AIM OF THE EXERCISE:
Copy every line in the rows below character for character, keeping each one in its original order.

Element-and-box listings
□ □ □ □ □

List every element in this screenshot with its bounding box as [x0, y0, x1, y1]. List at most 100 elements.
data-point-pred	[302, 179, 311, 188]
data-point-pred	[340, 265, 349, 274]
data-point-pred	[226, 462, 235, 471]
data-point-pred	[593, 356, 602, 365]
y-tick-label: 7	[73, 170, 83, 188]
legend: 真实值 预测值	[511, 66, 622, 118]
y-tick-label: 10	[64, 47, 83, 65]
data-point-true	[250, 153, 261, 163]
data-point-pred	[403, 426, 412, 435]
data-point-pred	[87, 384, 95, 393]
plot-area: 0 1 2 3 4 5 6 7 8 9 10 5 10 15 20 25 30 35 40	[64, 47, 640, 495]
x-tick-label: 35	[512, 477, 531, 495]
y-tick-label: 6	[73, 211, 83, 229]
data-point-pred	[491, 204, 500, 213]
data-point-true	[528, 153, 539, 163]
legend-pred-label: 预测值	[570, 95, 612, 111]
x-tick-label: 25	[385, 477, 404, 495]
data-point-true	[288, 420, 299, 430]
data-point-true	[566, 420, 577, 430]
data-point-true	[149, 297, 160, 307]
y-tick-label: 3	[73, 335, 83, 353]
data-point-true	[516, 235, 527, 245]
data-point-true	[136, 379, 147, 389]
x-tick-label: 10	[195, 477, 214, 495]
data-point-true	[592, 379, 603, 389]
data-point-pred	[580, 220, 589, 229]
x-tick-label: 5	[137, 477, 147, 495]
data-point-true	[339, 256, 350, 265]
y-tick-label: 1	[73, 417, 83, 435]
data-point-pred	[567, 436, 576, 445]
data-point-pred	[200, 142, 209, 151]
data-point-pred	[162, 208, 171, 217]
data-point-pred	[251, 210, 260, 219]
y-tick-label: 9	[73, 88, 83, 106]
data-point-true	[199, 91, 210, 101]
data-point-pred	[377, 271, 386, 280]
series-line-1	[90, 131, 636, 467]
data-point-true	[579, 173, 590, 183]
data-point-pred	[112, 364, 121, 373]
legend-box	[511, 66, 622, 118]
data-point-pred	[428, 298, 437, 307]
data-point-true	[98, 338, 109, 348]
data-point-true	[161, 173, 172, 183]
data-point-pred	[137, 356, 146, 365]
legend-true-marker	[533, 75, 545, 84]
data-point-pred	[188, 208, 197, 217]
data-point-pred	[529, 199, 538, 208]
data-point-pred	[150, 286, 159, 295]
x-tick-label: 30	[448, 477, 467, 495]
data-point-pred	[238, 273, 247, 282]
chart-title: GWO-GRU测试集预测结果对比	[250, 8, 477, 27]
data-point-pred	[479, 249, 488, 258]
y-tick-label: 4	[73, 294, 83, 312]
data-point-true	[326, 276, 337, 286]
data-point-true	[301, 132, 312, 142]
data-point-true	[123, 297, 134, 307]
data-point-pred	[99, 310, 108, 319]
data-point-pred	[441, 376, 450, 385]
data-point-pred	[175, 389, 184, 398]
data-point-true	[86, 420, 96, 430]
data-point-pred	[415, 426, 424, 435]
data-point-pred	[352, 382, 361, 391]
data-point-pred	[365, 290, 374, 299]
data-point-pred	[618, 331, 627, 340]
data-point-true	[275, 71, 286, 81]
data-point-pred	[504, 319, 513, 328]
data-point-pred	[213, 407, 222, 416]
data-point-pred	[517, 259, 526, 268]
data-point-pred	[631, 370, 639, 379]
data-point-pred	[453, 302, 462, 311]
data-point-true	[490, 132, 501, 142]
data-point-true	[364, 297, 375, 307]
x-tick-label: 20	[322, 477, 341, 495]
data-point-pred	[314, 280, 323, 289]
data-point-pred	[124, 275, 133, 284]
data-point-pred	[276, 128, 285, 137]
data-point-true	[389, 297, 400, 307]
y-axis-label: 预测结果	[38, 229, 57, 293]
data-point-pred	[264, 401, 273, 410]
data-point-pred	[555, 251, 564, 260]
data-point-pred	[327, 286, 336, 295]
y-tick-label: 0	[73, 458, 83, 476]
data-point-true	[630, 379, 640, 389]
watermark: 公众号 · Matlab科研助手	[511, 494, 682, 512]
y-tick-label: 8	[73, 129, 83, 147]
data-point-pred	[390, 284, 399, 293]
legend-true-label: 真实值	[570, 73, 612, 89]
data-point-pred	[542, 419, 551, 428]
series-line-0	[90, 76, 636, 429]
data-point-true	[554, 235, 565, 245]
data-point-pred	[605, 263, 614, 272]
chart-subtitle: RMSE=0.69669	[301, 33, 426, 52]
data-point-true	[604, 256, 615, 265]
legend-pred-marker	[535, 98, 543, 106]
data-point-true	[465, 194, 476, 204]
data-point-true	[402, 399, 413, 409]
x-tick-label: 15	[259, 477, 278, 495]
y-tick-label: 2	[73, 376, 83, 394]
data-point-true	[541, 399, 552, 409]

□ □ □ □ □

IN RESPONSE:
List every element in this screenshot with its bounding box as [x0, y0, x1, y1]. List at most 100 elements.
data-point-pred	[302, 179, 311, 188]
data-point-pred	[340, 265, 349, 274]
data-point-pred	[226, 462, 235, 471]
data-point-pred	[593, 356, 602, 365]
y-tick-label: 7	[73, 170, 83, 188]
legend: 真实值 预测值	[511, 66, 622, 118]
y-tick-label: 10	[64, 47, 83, 65]
data-point-true	[250, 153, 261, 163]
data-point-pred	[403, 426, 412, 435]
data-point-pred	[87, 384, 95, 393]
plot-area: 0 1 2 3 4 5 6 7 8 9 10 5 10 15 20 25 30 35 40	[64, 47, 640, 495]
x-tick-label: 35	[512, 477, 531, 495]
y-tick-label: 6	[73, 211, 83, 229]
data-point-pred	[491, 204, 500, 213]
data-point-true	[528, 153, 539, 163]
legend-pred-label: 预测值	[570, 95, 612, 111]
x-tick-label: 25	[385, 477, 404, 495]
data-point-true	[288, 420, 299, 430]
data-point-true	[566, 420, 577, 430]
data-point-true	[149, 297, 160, 307]
y-tick-label: 3	[73, 335, 83, 353]
data-point-true	[516, 235, 527, 245]
data-point-true	[136, 379, 147, 389]
x-tick-label: 10	[195, 477, 214, 495]
data-point-true	[592, 379, 603, 389]
data-point-pred	[580, 220, 589, 229]
x-tick-label: 5	[137, 477, 147, 495]
data-point-true	[339, 256, 350, 265]
y-tick-label: 1	[73, 417, 83, 435]
data-point-pred	[567, 436, 576, 445]
data-point-pred	[200, 142, 209, 151]
data-point-pred	[162, 208, 171, 217]
data-point-pred	[251, 210, 260, 219]
y-tick-label: 9	[73, 88, 83, 106]
data-point-true	[199, 91, 210, 101]
data-point-pred	[377, 271, 386, 280]
series-line-1	[90, 131, 636, 467]
data-point-true	[579, 173, 590, 183]
data-point-pred	[112, 364, 121, 373]
legend-box	[511, 66, 622, 118]
data-point-pred	[428, 298, 437, 307]
data-point-true	[98, 338, 109, 348]
data-point-true	[161, 173, 172, 183]
data-point-pred	[137, 356, 146, 365]
legend-true-marker	[533, 75, 545, 84]
data-point-pred	[188, 208, 197, 217]
data-point-pred	[529, 199, 538, 208]
data-point-pred	[150, 286, 159, 295]
x-tick-label: 30	[448, 477, 467, 495]
data-point-pred	[238, 273, 247, 282]
chart-title: GWO-GRU测试集预测结果对比	[250, 8, 477, 27]
data-point-pred	[479, 249, 488, 258]
y-tick-label: 4	[73, 294, 83, 312]
data-point-true	[326, 276, 337, 286]
data-point-true	[301, 132, 312, 142]
data-point-true	[123, 297, 134, 307]
data-point-pred	[99, 310, 108, 319]
data-point-pred	[441, 376, 450, 385]
data-point-pred	[175, 389, 184, 398]
data-point-true	[86, 420, 96, 430]
data-point-pred	[415, 426, 424, 435]
data-point-pred	[352, 382, 361, 391]
data-point-pred	[365, 290, 374, 299]
data-point-pred	[618, 331, 627, 340]
data-point-true	[275, 71, 286, 81]
data-point-pred	[504, 319, 513, 328]
data-point-pred	[213, 407, 222, 416]
data-point-pred	[517, 259, 526, 268]
data-point-pred	[631, 370, 639, 379]
data-point-pred	[453, 302, 462, 311]
data-point-true	[490, 132, 501, 142]
data-point-true	[364, 297, 375, 307]
x-tick-label: 20	[322, 477, 341, 495]
data-point-pred	[314, 280, 323, 289]
data-point-pred	[124, 275, 133, 284]
data-point-pred	[276, 128, 285, 137]
data-point-true	[389, 297, 400, 307]
y-axis-label: 预测结果	[38, 229, 57, 293]
data-point-pred	[264, 401, 273, 410]
data-point-pred	[555, 251, 564, 260]
data-point-pred	[327, 286, 336, 295]
y-tick-label: 0	[73, 458, 83, 476]
data-point-true	[630, 379, 640, 389]
watermark: 公众号 · Matlab科研助手	[511, 494, 682, 512]
y-tick-label: 8	[73, 129, 83, 147]
data-point-pred	[390, 284, 399, 293]
legend-true-label: 真实值	[570, 73, 612, 89]
data-point-pred	[542, 419, 551, 428]
series-line-0	[90, 76, 636, 429]
data-point-true	[554, 235, 565, 245]
data-point-pred	[605, 263, 614, 272]
chart-subtitle: RMSE=0.69669	[301, 33, 426, 52]
data-point-true	[604, 256, 615, 265]
legend-pred-marker	[535, 98, 543, 106]
data-point-true	[465, 194, 476, 204]
data-point-true	[402, 399, 413, 409]
x-tick-label: 15	[259, 477, 278, 495]
y-tick-label: 2	[73, 376, 83, 394]
data-point-true	[541, 399, 552, 409]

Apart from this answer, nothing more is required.